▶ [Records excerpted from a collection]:

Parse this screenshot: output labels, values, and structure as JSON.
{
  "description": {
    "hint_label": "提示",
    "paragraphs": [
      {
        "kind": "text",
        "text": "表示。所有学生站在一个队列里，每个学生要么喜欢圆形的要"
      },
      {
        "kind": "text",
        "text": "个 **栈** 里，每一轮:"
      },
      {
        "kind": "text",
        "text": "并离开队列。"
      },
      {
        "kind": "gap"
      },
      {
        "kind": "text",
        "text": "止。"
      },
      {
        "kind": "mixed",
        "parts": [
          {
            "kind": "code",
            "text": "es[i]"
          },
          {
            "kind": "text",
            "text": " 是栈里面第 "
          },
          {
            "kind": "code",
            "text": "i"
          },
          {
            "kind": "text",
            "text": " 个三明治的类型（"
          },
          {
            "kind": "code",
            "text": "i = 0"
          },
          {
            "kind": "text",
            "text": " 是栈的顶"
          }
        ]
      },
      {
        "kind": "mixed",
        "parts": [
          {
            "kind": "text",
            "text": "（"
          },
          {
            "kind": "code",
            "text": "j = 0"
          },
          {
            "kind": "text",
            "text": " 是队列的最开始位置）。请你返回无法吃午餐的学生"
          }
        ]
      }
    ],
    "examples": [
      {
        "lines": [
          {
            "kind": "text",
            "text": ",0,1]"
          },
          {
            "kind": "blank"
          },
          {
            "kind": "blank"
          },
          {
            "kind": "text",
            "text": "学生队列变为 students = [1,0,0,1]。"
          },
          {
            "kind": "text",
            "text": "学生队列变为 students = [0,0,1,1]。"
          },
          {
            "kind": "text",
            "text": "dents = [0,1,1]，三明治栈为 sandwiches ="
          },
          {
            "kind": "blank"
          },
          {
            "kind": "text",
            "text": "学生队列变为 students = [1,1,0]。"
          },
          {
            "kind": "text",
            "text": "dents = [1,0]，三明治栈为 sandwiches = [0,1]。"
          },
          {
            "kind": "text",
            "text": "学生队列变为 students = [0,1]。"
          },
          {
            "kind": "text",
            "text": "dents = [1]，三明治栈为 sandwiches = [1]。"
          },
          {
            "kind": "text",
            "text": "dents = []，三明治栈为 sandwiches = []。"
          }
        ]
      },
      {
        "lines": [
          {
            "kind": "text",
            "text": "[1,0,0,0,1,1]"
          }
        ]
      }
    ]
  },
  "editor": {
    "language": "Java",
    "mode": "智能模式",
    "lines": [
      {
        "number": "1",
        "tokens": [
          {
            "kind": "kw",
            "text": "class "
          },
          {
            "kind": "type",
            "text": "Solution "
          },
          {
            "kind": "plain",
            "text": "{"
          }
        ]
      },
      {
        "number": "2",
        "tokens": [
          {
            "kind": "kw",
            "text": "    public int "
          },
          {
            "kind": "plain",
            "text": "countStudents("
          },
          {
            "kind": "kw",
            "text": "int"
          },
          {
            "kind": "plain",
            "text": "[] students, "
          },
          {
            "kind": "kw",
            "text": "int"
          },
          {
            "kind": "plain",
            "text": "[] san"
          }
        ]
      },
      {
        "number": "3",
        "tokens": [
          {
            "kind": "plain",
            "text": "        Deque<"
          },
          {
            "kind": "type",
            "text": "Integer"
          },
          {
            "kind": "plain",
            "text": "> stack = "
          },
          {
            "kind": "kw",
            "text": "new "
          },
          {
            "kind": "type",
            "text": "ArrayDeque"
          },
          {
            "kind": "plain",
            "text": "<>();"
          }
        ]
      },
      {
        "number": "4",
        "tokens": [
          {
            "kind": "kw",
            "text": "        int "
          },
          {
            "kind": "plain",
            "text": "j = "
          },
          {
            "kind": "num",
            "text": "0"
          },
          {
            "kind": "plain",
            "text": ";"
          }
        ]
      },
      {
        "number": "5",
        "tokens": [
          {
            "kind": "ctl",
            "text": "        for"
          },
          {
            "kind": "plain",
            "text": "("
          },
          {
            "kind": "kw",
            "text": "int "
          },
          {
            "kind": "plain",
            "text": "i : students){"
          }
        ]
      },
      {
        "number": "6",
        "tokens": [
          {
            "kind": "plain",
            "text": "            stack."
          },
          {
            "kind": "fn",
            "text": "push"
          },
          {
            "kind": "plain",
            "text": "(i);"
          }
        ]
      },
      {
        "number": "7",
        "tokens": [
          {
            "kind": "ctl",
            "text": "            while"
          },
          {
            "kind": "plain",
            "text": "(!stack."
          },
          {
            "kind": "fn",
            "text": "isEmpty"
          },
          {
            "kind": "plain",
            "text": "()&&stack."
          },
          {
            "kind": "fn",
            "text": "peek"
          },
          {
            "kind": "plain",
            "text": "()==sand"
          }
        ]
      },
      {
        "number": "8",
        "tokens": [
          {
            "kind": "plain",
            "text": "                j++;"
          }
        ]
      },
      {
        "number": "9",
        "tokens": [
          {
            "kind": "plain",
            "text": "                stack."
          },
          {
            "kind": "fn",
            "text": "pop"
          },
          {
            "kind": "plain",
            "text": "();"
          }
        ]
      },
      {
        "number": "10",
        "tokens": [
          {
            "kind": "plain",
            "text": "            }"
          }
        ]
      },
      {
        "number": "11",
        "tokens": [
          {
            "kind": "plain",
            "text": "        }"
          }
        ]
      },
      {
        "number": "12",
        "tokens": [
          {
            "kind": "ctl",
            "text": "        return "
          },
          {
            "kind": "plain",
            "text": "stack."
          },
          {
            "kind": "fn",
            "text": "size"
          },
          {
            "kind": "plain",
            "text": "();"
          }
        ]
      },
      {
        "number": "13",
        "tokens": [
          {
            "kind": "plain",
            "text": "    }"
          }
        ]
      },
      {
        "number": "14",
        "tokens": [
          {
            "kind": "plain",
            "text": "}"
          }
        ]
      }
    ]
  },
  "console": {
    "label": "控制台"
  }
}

▶ [What is needed]:
Reproduce the full set of records precisely.

▶ [Task result]:
Parse this screenshot: output labels, values, and structure as JSON.
{
  "description": {
    "hint_label": "提示",
    "paragraphs": [
      {
        "kind": "text",
        "text": "表示。所有学生站在一个队列里，每个学生要么喜欢圆形的要"
      },
      {
        "kind": "text",
        "text": "个 **栈** 里，每一轮:"
      },
      {
        "kind": "text",
        "text": "并离开队列。"
      },
      {
        "kind": "gap"
      },
      {
        "kind": "text",
        "text": "止。"
      },
      {
        "kind": "mixed",
        "parts": [
          {
            "kind": "code",
            "text": "es[i]"
          },
          {
            "kind": "text",
            "text": " 是栈里面第 "
          },
          {
            "kind": "code",
            "text": "i"
          },
          {
            "kind": "text",
            "text": " 个三明治的类型（"
          },
          {
            "kind": "code",
            "text": "i = 0"
          },
          {
            "kind": "text",
            "text": " 是栈的顶"
          }
        ]
      },
      {
        "kind": "mixed",
        "parts": [
          {
            "kind": "text",
            "text": "（"
          },
          {
            "kind": "code",
            "text": "j = 0"
          },
          {
            "kind": "text",
            "text": " 是队列的最开始位置）。请你返回无法吃午餐的学生"
          }
        ]
      }
    ],
    "examples": [
      {
        "lines": [
          {
            "kind": "text",
            "text": ",0,1]"
          },
          {
            "kind": "blank"
          },
          {
            "kind": "blank"
          },
          {
            "kind": "text",
            "text": "学生队列变为 students = [1,0,0,1]。"
          },
          {
            "kind": "text",
            "text": "学生队列变为 students = [0,0,1,1]。"
          },
          {
            "kind": "text",
            "text": "dents = [0,1,1]，三明治栈为 sandwiches ="
          },
          {
            "kind": "blank"
          },
          {
            "kind": "text",
            "text": "学生队列变为 students = [1,1,0]。"
          },
          {
            "kind": "text",
            "text": "dents = [1,0]，三明治栈为 sandwiches = [0,1]。"
          },
          {
            "kind": "text",
            "text": "学生队列变为 students = [0,1]。"
          },
          {
            "kind": "text",
            "text": "dents = [1]，三明治栈为 sandwiches = [1]。"
          },
          {
            "kind": "text",
            "text": "dents = []，三明治栈为 sandwiches = []。"
          }
        ]
      },
      {
        "lines": [
          {
            "kind": "text",
            "text": "[1,0,0,0,1,1]"
          }
        ]
      }
    ]
  },
  "editor": {
    "language": "Java",
    "mode": "智能模式",
    "lines": [
      {
        "number": "1",
        "tokens": [
          {
            "kind": "kw",
            "text": "class "
          },
          {
            "kind": "type",
            "text": "Solution "
          },
          {
            "kind": "plain",
            "text": "{"
          }
        ]
      },
      {
        "number": "2",
        "tokens": [
          {
            "kind": "kw",
            "text": "    public int "
          },
          {
            "kind": "plain",
            "text": "countStudents("
          },
          {
            "kind": "kw",
            "text": "int"
          },
          {
            "kind": "plain",
            "text": "[] students, "
          },
          {
            "kind": "kw",
            "text": "int"
          },
          {
            "kind": "plain",
            "text": "[] san"
          }
        ]
      },
      {
        "number": "3",
        "tokens": [
          {
            "kind": "plain",
            "text": "        Deque<"
          },
          {
            "kind": "type",
            "text": "Integer"
          },
          {
            "kind": "plain",
            "text": "> stack = "
          },
          {
            "kind": "kw",
            "text": "new "
          },
          {
            "kind": "type",
            "text": "ArrayDeque"
          },
          {
            "kind": "plain",
            "text": "<>();"
          }
        ]
      },
      {
        "number": "4",
        "tokens": [
          {
            "kind": "kw",
            "text": "        int "
          },
          {
            "kind": "plain",
            "text": "j = "
          },
          {
            "kind": "num",
            "text": "0"
          },
          {
            "kind": "plain",
            "text": ";"
          }
        ]
      },
      {
        "number": "5",
        "tokens": [
          {
            "kind": "ctl",
            "text": "        for"
          },
          {
            "kind": "plain",
            "text": "("
          },
          {
            "kind": "kw",
            "text": "int "
          },
          {
            "kind": "plain",
            "text": "i : students){"
          }
        ]
      },
      {
        "number": "6",
        "tokens": [
          {
            "kind": "plain",
            "text": "            stack."
          },
          {
            "kind": "fn",
            "text": "push"
          },
          {
            "kind": "plain",
            "text": "(i);"
          }
        ]
      },
      {
        "number": "7",
        "tokens": [
          {
            "kind": "ctl",
            "text": "            while"
          },
          {
            "kind": "plain",
            "text": "(!stack."
          },
          {
            "kind": "fn",
            "text": "isEmpty"
          },
          {
            "kind": "plain",
            "text": "()&&stack."
          },
          {
            "kind": "fn",
            "text": "peek"
          },
          {
            "kind": "plain",
            "text": "()==sand"
          }
        ]
      },
      {
        "number": "8",
        "tokens": [
          {
            "kind": "plain",
            "text": "                j++;"
          }
        ]
      },
      {
        "number": "9",
        "tokens": [
          {
            "kind": "plain",
            "text": "                stack."
          },
          {
            "kind": "fn",
            "text": "pop"
          },
          {
            "kind": "plain",
            "text": "();"
          }
        ]
      },
      {
        "number": "10",
        "tokens": [
          {
            "kind": "plain",
            "text": "            }"
          }
        ]
      },
      {
        "number": "11",
        "tokens": [
          {
            "kind": "plain",
            "text": "        }"
          }
        ]
      },
      {
        "number": "12",
        "tokens": [
          {
            "kind": "ctl",
            "text": "        return "
          },
          {
            "kind": "plain",
            "text": "stack."
          },
          {
            "kind": "fn",
            "text": "size"
          },
          {
            "kind": "plain",
            "text": "();"
          }
        ]
      },
      {
        "number": "13",
        "tokens": [
          {
            "kind": "plain",
            "text": "    }"
          }
        ]
      },
      {
        "number": "14",
        "tokens": [
          {
            "kind": "plain",
            "text": "}"
          }
        ]
      }
    ]
  },
  "console": {
    "label": "控制台"
  }
}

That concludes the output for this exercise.